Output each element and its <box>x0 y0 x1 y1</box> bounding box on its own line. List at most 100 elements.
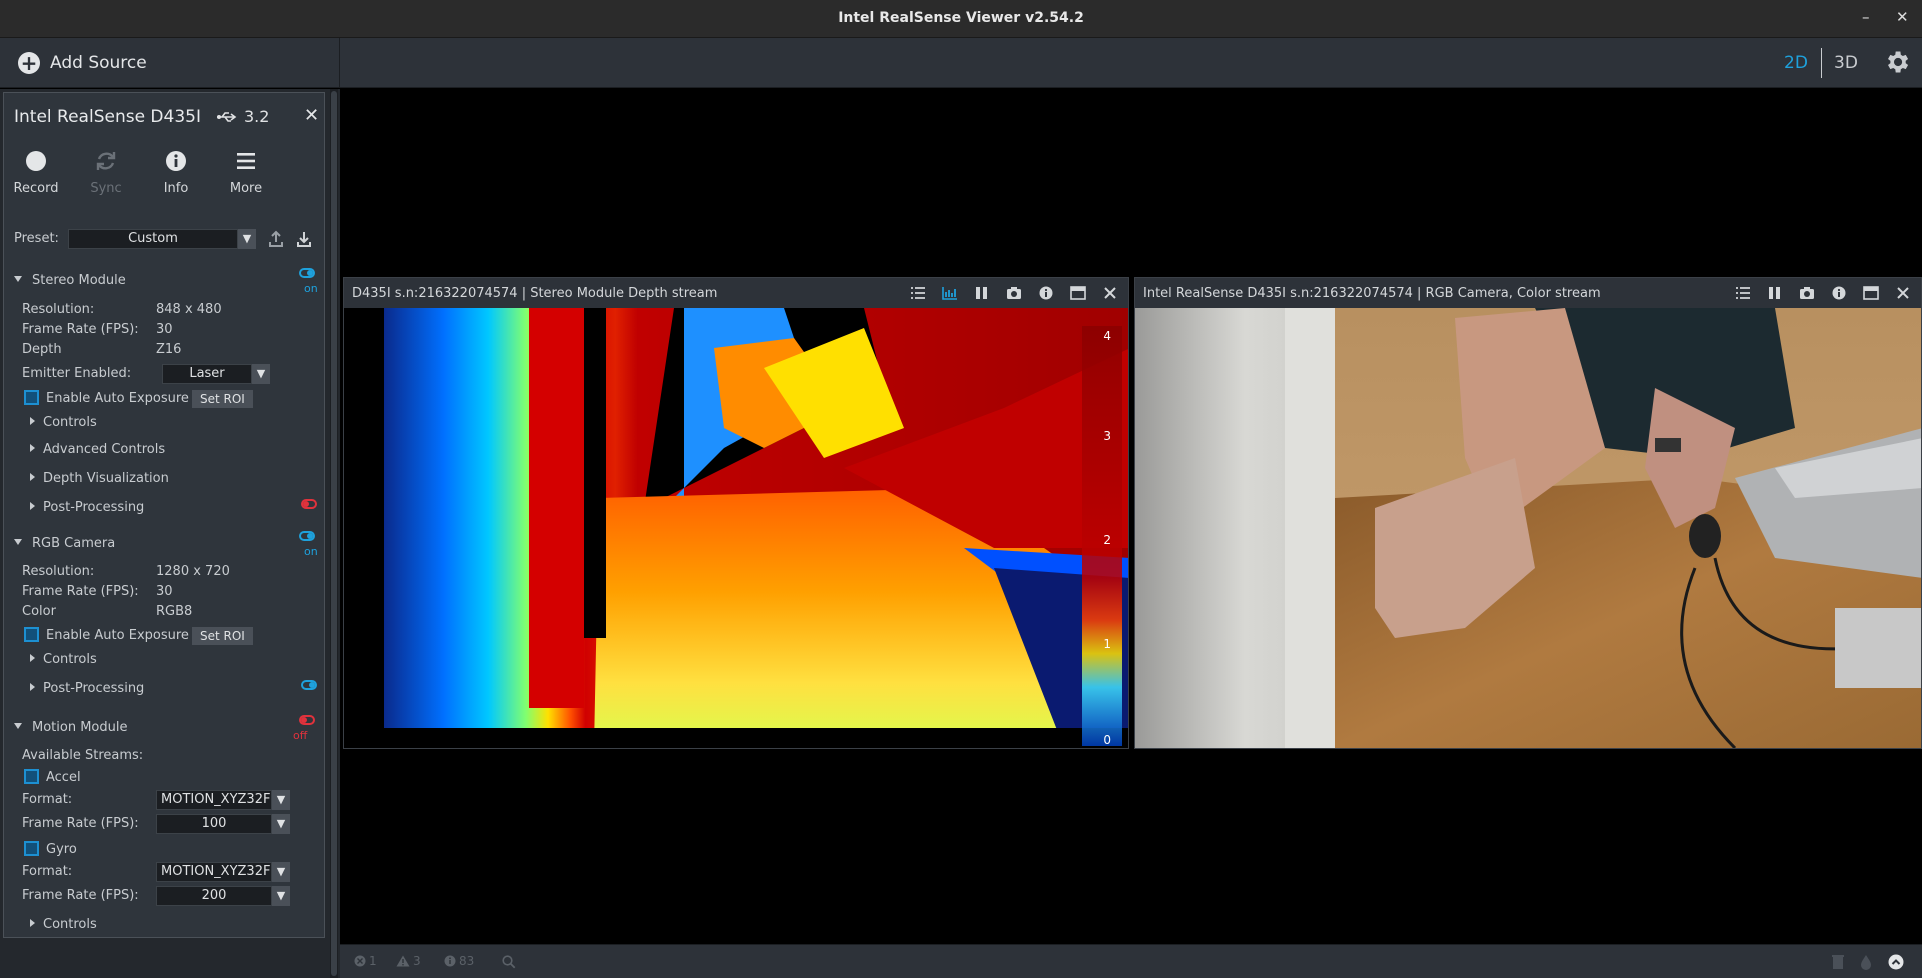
emitter-select[interactable]: Laser <box>162 364 252 384</box>
add-source-button[interactable]: + Add Source <box>0 38 340 88</box>
info-button[interactable]: Info <box>144 147 208 196</box>
emitter-dropdown-arrow[interactable]: ▼ <box>252 364 270 384</box>
advanced-controls-section[interactable]: Advanced Controls <box>30 442 165 457</box>
device-sidebar: Intel RealSense D435I 3.2 ✕ Record Sync … <box>0 89 340 978</box>
preset-dropdown-arrow[interactable]: ▼ <box>238 229 256 249</box>
accel-format-select[interactable]: MOTION_XYZ32F <box>156 790 272 810</box>
motion-module-header[interactable]: Motion Module <box>14 720 127 735</box>
trash-icon[interactable] <box>1832 954 1844 970</box>
rgb-set-roi-button[interactable]: Set ROI <box>192 627 253 645</box>
info-icon <box>444 955 456 967</box>
rgb-resolution-value[interactable]: 1280 x 720 <box>156 564 230 579</box>
gyro-fps-select[interactable]: 200 <box>156 886 272 906</box>
pause-icon[interactable] <box>972 284 992 302</box>
gyro-label: Gyro <box>46 842 77 857</box>
gyro-format-select[interactable]: MOTION_XYZ32F <box>156 862 272 882</box>
gyro-format-label: Format: <box>22 864 73 879</box>
info-icon[interactable] <box>1829 284 1849 302</box>
accel-fps-dropdown-arrow[interactable]: ▼ <box>272 814 290 834</box>
camera-icon[interactable] <box>1797 284 1817 302</box>
gyro-checkbox[interactable] <box>24 841 39 856</box>
stereo-module-header[interactable]: Stereo Module <box>14 273 126 288</box>
rgb-post-processing-section[interactable]: Post-Processing <box>30 681 144 696</box>
motion-controls-section[interactable]: Controls <box>30 917 97 932</box>
stereo-fps-label: Frame Rate (FPS): <box>22 322 139 337</box>
depth-scale-label-2: 2 <box>1103 533 1111 547</box>
device-panel: Intel RealSense D435I 3.2 ✕ Record Sync … <box>3 92 325 938</box>
pause-icon[interactable] <box>1765 284 1785 302</box>
motion-toggle[interactable] <box>299 715 315 725</box>
close-window-button[interactable]: ✕ <box>1896 8 1909 26</box>
mode-3d-button[interactable]: 3D <box>1834 53 1858 73</box>
info-icon <box>166 151 186 171</box>
download-icon[interactable] <box>296 230 312 248</box>
depth-scale-label-1: 1 <box>1103 637 1111 651</box>
stereo-depth-value[interactable]: Z16 <box>156 342 181 357</box>
search-icon[interactable] <box>502 955 516 969</box>
minimize-button[interactable]: – <box>1862 8 1870 26</box>
stereo-set-roi-button[interactable]: Set ROI <box>192 390 253 408</box>
depth-scale-label-4: 4 <box>1103 329 1111 343</box>
drop-icon[interactable] <box>1860 954 1872 970</box>
accel-format-dropdown-arrow[interactable]: ▼ <box>272 790 290 810</box>
more-label: More <box>229 181 263 196</box>
depth-scale-label-3: 3 <box>1103 429 1111 443</box>
maximize-icon[interactable] <box>1068 284 1088 302</box>
metadata-list-icon[interactable] <box>1733 284 1753 302</box>
close-device-button[interactable]: ✕ <box>304 105 319 126</box>
stereo-toggle[interactable] <box>299 268 315 278</box>
preset-select[interactable]: Custom <box>68 229 238 249</box>
metadata-list-icon[interactable] <box>908 284 928 302</box>
stereo-depth-label: Depth <box>22 342 62 357</box>
camera-icon[interactable] <box>1004 284 1024 302</box>
motion-controls-label: Controls <box>43 917 97 932</box>
rgb-camera-header[interactable]: RGB Camera <box>14 536 115 551</box>
rgb-fps-value[interactable]: 30 <box>156 584 173 599</box>
rgb-state: on <box>304 545 318 558</box>
accel-fps-select[interactable]: 100 <box>156 814 272 834</box>
advanced-controls-label: Advanced Controls <box>43 442 166 457</box>
top-toolbar: + Add Source 2D 3D <box>0 38 1922 88</box>
rgb-camera-title: RGB Camera <box>32 536 116 551</box>
warnings-counter[interactable]: 3 <box>396 954 421 968</box>
mode-2d-button[interactable]: 2D <box>1784 53 1808 73</box>
stereo-auto-exposure-checkbox[interactable] <box>24 390 39 405</box>
accel-checkbox[interactable] <box>24 769 39 784</box>
color-stream-header: Intel RealSense D435I s.n:216322074574 |… <box>1135 278 1921 308</box>
rgb-color-value[interactable]: RGB8 <box>156 604 192 619</box>
color-camera-image <box>1135 308 1921 748</box>
gyro-format-dropdown-arrow[interactable]: ▼ <box>272 862 290 882</box>
rgb-post-processing-toggle[interactable] <box>301 680 317 690</box>
histogram-icon[interactable] <box>940 284 960 302</box>
more-button[interactable]: More <box>214 147 278 196</box>
add-source-label: Add Source <box>50 53 147 73</box>
sync-button[interactable]: Sync <box>74 147 138 196</box>
gear-icon[interactable] <box>1883 48 1911 76</box>
depth-visualization-section[interactable]: Depth Visualization <box>30 471 169 486</box>
expand-log-icon[interactable] <box>1888 954 1904 970</box>
color-image[interactable] <box>1135 308 1921 748</box>
rgb-toggle[interactable] <box>299 531 315 541</box>
stereo-post-processing-section[interactable]: Post-Processing <box>30 500 144 515</box>
close-stream-icon[interactable] <box>1893 284 1913 302</box>
stereo-auto-exposure-label: Enable Auto Exposure <box>46 391 189 406</box>
stereo-post-processing-toggle[interactable] <box>301 499 317 509</box>
stereo-resolution-value[interactable]: 848 x 480 <box>156 302 222 317</box>
upload-icon[interactable] <box>268 230 284 248</box>
depth-image[interactable]: 4 3 2 1 0 <box>344 308 1128 748</box>
errors-counter[interactable]: 1 <box>354 954 377 968</box>
record-button[interactable]: Record <box>4 147 68 196</box>
rgb-controls-section[interactable]: Controls <box>30 652 97 667</box>
window-title: Intel RealSense Viewer v2.54.2 <box>838 10 1084 26</box>
gyro-fps-dropdown-arrow[interactable]: ▼ <box>272 886 290 906</box>
close-stream-icon[interactable] <box>1100 284 1120 302</box>
info-counter[interactable]: 83 <box>444 954 474 968</box>
stereo-resolution-label: Resolution: <box>22 302 95 317</box>
info-icon[interactable] <box>1036 284 1056 302</box>
stereo-fps-value[interactable]: 30 <box>156 322 173 337</box>
maximize-icon[interactable] <box>1861 284 1881 302</box>
depth-colormap-image: 4 3 2 1 0 <box>344 308 1128 748</box>
stereo-controls-section[interactable]: Controls <box>30 415 97 430</box>
sidebar-scrollbar[interactable] <box>330 89 338 978</box>
rgb-auto-exposure-checkbox[interactable] <box>24 627 39 642</box>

+ + +

**The request**
Could you repeat all the items with "MOTION_XYZ32F" swapped for "MOTION_RAW" wherever it appears, changing nothing else and leaving out the pictures?

**Reply**
Output each element and its <box>x0 y0 x1 y1</box> bounding box on its own line. List at most 100 elements.
emitter-select[interactable]: Laser <box>162 364 252 384</box>
add-source-button[interactable]: + Add Source <box>0 38 340 88</box>
info-button[interactable]: Info <box>144 147 208 196</box>
emitter-dropdown-arrow[interactable]: ▼ <box>252 364 270 384</box>
advanced-controls-section[interactable]: Advanced Controls <box>30 442 165 457</box>
device-sidebar: Intel RealSense D435I 3.2 ✕ Record Sync … <box>0 89 340 978</box>
preset-dropdown-arrow[interactable]: ▼ <box>238 229 256 249</box>
accel-format-select[interactable]: MOTION_RAW <box>156 790 272 810</box>
motion-module-header[interactable]: Motion Module <box>14 720 127 735</box>
trash-icon[interactable] <box>1832 954 1844 970</box>
rgb-set-roi-button[interactable]: Set ROI <box>192 627 253 645</box>
info-icon <box>444 955 456 967</box>
rgb-resolution-value[interactable]: 1280 x 720 <box>156 564 230 579</box>
gyro-fps-select[interactable]: 200 <box>156 886 272 906</box>
pause-icon[interactable] <box>972 284 992 302</box>
gyro-label: Gyro <box>46 842 77 857</box>
gyro-format-select[interactable]: MOTION_RAW <box>156 862 272 882</box>
gyro-format-label: Format: <box>22 864 73 879</box>
info-icon[interactable] <box>1829 284 1849 302</box>
accel-fps-dropdown-arrow[interactable]: ▼ <box>272 814 290 834</box>
camera-icon[interactable] <box>1797 284 1817 302</box>
gyro-checkbox[interactable] <box>24 841 39 856</box>
stereo-module-header[interactable]: Stereo Module <box>14 273 126 288</box>
rgb-post-processing-section[interactable]: Post-Processing <box>30 681 144 696</box>
motion-controls-section[interactable]: Controls <box>30 917 97 932</box>
stereo-fps-label: Frame Rate (FPS): <box>22 322 139 337</box>
depth-scale-label-2: 2 <box>1103 533 1111 547</box>
device-panel: Intel RealSense D435I 3.2 ✕ Record Sync … <box>3 92 325 938</box>
pause-icon[interactable] <box>1765 284 1785 302</box>
motion-toggle[interactable] <box>299 715 315 725</box>
close-window-button[interactable]: ✕ <box>1896 8 1909 26</box>
mode-3d-button[interactable]: 3D <box>1834 53 1858 73</box>
info-icon <box>166 151 186 171</box>
download-icon[interactable] <box>296 230 312 248</box>
depth-scale-label-1: 1 <box>1103 637 1111 651</box>
stereo-depth-value[interactable]: Z16 <box>156 342 181 357</box>
search-icon[interactable] <box>502 955 516 969</box>
minimize-button[interactable]: – <box>1862 8 1870 26</box>
stereo-set-roi-button[interactable]: Set ROI <box>192 390 253 408</box>
depth-scale-label-4: 4 <box>1103 329 1111 343</box>
drop-icon[interactable] <box>1860 954 1872 970</box>
accel-format-dropdown-arrow[interactable]: ▼ <box>272 790 290 810</box>
more-label: More <box>229 181 263 196</box>
depth-scale-label-3: 3 <box>1103 429 1111 443</box>
maximize-icon[interactable] <box>1068 284 1088 302</box>
metadata-list-icon[interactable] <box>1733 284 1753 302</box>
close-device-button[interactable]: ✕ <box>304 105 319 126</box>
stereo-toggle[interactable] <box>299 268 315 278</box>
preset-select[interactable]: Custom <box>68 229 238 249</box>
metadata-list-icon[interactable] <box>908 284 928 302</box>
stereo-depth-label: Depth <box>22 342 62 357</box>
camera-icon[interactable] <box>1004 284 1024 302</box>
motion-controls-label: Controls <box>43 917 97 932</box>
rgb-camera-header[interactable]: RGB Camera <box>14 536 115 551</box>
rgb-fps-value[interactable]: 30 <box>156 584 173 599</box>
rgb-state: on <box>304 545 318 558</box>
accel-fps-select[interactable]: 100 <box>156 814 272 834</box>
advanced-controls-label: Advanced Controls <box>43 442 166 457</box>
top-toolbar: + Add Source 2D 3D <box>0 38 1922 88</box>
rgb-camera-title: RGB Camera <box>32 536 116 551</box>
warnings-counter[interactable]: 3 <box>396 954 421 968</box>
mode-2d-button[interactable]: 2D <box>1784 53 1808 73</box>
stereo-auto-exposure-checkbox[interactable] <box>24 390 39 405</box>
accel-checkbox[interactable] <box>24 769 39 784</box>
color-stream-header: Intel RealSense D435I s.n:216322074574 |… <box>1135 278 1921 308</box>
rgb-color-value[interactable]: RGB8 <box>156 604 192 619</box>
color-camera-image <box>1135 308 1921 748</box>
gyro-format-dropdown-arrow[interactable]: ▼ <box>272 862 290 882</box>
rgb-post-processing-toggle[interactable] <box>301 680 317 690</box>
histogram-icon[interactable] <box>940 284 960 302</box>
more-button[interactable]: More <box>214 147 278 196</box>
add-source-label: Add Source <box>50 53 147 73</box>
sync-button[interactable]: Sync <box>74 147 138 196</box>
gear-icon[interactable] <box>1883 48 1911 76</box>
depth-visualization-section[interactable]: Depth Visualization <box>30 471 169 486</box>
expand-log-icon[interactable] <box>1888 954 1904 970</box>
color-image[interactable] <box>1135 308 1921 748</box>
rgb-toggle[interactable] <box>299 531 315 541</box>
stereo-post-processing-section[interactable]: Post-Processing <box>30 500 144 515</box>
close-stream-icon[interactable] <box>1893 284 1913 302</box>
stereo-auto-exposure-label: Enable Auto Exposure <box>46 391 189 406</box>
stereo-post-processing-toggle[interactable] <box>301 499 317 509</box>
stereo-resolution-value[interactable]: 848 x 480 <box>156 302 222 317</box>
upload-icon[interactable] <box>268 230 284 248</box>
depth-image[interactable]: 4 3 2 1 0 <box>344 308 1128 748</box>
errors-counter[interactable]: 1 <box>354 954 377 968</box>
record-button[interactable]: Record <box>4 147 68 196</box>
rgb-controls-section[interactable]: Controls <box>30 652 97 667</box>
window-title: Intel RealSense Viewer v2.54.2 <box>838 10 1084 26</box>
gyro-fps-dropdown-arrow[interactable]: ▼ <box>272 886 290 906</box>
close-stream-icon[interactable] <box>1100 284 1120 302</box>
info-counter[interactable]: 83 <box>444 954 474 968</box>
stereo-resolution-label: Resolution: <box>22 302 95 317</box>
info-icon[interactable] <box>1036 284 1056 302</box>
stereo-fps-value[interactable]: 30 <box>156 322 173 337</box>
maximize-icon[interactable] <box>1861 284 1881 302</box>
depth-colormap-image: 4 3 2 1 0 <box>344 308 1128 748</box>
stereo-controls-section[interactable]: Controls <box>30 415 97 430</box>
sidebar-scrollbar[interactable] <box>330 89 338 978</box>
rgb-auto-exposure-checkbox[interactable] <box>24 627 39 642</box>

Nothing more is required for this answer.